▶ **REQUEST**: Identify every line in the records below that contains the word "VIEW", and reproduce each one.

-- Start DATASET --

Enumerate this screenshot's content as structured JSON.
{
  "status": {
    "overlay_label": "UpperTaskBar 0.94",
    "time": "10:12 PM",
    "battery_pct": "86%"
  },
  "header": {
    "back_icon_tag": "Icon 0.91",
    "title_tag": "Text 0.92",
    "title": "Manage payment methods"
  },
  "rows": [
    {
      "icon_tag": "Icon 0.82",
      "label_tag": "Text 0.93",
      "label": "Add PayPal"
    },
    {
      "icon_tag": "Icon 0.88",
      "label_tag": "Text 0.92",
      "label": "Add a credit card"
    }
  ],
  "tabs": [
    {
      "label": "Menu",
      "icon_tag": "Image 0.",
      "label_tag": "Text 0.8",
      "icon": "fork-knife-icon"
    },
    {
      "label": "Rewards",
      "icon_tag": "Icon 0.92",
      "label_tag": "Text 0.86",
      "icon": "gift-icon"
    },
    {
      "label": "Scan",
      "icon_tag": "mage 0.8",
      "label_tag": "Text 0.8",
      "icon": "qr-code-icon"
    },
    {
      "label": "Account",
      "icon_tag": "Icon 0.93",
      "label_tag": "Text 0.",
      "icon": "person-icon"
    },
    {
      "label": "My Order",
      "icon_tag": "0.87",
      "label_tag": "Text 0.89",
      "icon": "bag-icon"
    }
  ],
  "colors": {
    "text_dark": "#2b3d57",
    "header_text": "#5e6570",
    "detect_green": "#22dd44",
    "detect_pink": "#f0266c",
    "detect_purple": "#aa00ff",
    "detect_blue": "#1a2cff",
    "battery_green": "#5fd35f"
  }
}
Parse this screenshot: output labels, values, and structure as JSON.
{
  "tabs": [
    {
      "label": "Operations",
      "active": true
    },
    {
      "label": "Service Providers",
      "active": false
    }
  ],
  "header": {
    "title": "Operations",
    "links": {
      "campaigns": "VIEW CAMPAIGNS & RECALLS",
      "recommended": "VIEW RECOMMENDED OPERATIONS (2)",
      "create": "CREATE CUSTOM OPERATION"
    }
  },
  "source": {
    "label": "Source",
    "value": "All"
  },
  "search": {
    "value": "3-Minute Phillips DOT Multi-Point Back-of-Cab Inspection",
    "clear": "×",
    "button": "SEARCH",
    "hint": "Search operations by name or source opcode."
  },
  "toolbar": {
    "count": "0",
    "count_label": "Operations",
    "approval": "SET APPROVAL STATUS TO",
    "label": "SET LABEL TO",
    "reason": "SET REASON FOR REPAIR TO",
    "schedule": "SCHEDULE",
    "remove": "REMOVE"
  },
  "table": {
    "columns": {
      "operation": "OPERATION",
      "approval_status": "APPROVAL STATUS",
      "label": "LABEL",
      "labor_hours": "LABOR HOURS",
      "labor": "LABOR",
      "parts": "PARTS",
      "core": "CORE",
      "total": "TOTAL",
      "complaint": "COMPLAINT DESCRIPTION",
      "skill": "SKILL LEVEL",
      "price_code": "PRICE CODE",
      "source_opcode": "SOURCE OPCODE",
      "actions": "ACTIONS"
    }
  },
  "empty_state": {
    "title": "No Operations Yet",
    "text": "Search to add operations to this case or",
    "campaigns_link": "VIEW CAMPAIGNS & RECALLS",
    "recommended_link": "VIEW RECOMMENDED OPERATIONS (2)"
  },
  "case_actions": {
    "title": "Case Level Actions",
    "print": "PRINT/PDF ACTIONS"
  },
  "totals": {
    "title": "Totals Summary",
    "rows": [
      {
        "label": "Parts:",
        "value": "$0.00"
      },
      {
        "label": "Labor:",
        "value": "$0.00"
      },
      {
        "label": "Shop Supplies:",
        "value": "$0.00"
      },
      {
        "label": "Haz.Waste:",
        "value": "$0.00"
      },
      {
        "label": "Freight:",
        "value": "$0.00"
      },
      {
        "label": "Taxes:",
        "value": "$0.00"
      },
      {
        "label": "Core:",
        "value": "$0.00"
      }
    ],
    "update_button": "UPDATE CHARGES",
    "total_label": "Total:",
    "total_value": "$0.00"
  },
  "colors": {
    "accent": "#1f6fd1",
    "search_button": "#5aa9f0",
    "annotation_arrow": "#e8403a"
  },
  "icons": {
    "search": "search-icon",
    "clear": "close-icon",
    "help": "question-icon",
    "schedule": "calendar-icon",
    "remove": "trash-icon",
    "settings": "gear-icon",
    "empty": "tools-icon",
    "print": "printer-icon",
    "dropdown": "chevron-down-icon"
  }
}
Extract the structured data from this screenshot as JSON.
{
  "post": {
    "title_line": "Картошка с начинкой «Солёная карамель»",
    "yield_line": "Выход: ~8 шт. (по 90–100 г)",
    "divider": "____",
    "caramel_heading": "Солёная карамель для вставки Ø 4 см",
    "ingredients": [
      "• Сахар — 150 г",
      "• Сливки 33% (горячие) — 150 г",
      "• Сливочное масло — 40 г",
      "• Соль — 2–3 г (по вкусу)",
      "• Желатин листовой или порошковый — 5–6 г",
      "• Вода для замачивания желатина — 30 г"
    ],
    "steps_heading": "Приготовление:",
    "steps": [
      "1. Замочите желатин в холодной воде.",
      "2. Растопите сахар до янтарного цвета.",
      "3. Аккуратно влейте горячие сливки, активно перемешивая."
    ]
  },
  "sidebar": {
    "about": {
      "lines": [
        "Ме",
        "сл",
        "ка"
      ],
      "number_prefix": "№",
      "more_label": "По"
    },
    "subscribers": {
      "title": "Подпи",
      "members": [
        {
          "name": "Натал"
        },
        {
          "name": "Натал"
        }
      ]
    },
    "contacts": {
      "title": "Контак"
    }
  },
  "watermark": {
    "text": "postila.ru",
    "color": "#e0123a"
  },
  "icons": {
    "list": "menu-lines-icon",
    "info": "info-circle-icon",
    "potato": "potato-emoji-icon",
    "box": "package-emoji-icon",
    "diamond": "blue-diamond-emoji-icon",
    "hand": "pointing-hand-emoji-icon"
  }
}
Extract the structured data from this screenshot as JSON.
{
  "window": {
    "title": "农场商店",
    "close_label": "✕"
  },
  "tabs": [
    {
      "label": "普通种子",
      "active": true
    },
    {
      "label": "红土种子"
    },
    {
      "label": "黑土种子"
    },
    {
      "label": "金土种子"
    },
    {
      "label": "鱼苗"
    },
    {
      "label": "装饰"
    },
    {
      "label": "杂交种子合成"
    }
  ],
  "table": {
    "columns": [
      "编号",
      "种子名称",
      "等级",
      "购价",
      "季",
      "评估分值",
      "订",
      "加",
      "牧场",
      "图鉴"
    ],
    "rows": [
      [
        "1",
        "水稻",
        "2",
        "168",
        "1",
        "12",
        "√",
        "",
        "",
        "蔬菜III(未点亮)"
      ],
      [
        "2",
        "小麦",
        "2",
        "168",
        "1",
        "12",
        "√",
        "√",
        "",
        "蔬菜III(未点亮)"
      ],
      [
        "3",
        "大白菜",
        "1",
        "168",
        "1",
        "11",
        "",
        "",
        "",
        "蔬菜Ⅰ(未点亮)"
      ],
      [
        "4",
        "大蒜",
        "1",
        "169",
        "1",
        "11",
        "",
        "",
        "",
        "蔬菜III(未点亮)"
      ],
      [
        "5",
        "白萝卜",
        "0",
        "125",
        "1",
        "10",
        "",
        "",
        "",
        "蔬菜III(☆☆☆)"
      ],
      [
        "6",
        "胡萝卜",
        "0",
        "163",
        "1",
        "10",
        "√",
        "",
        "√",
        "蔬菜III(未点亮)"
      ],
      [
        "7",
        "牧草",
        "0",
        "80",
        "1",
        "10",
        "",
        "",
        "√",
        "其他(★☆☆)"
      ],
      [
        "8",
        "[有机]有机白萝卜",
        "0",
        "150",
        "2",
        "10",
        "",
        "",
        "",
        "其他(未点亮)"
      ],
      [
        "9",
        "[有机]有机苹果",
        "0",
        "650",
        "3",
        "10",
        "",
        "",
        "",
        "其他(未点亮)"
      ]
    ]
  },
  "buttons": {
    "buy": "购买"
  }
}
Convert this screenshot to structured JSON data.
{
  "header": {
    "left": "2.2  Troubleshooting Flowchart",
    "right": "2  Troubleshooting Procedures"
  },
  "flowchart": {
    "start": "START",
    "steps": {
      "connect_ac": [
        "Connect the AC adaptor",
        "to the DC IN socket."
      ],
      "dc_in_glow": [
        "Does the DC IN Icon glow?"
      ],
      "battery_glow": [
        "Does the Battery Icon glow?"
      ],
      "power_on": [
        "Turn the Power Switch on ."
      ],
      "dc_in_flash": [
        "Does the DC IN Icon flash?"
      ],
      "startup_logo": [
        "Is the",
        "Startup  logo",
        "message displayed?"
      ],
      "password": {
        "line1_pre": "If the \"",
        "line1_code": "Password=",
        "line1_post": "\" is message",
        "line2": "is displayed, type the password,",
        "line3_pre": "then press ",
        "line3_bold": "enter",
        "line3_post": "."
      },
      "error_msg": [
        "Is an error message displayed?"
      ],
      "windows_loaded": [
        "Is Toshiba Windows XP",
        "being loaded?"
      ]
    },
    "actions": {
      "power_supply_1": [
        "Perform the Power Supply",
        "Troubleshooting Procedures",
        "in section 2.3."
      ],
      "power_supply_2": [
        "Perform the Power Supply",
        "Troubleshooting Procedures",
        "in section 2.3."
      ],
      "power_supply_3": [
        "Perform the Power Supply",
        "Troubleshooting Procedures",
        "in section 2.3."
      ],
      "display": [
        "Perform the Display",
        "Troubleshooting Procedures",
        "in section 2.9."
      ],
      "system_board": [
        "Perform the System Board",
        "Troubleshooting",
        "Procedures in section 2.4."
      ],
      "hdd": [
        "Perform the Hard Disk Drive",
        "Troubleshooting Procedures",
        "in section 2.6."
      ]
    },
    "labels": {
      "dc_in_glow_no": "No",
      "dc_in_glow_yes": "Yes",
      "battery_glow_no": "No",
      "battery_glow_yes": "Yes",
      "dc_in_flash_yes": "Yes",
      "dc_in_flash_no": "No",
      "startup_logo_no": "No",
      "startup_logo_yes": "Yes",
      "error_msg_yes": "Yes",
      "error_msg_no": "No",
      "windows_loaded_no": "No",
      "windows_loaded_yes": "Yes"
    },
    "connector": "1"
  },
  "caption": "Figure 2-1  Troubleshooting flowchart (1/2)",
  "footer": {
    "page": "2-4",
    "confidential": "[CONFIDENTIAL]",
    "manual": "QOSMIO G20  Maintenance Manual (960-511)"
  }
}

-- End DATASET --

▶ **SOLUTION TO THIS EXERCISE**:
      "campaigns": "VIEW CAMPAIGNS & RECALLS",
      "recommended": "VIEW RECOMMENDED OPERATIONS (2)",
    "campaigns_link": "VIEW CAMPAIGNS & RECALLS",
    "recommended_link": "VIEW RECOMMENDED OPERATIONS (2)"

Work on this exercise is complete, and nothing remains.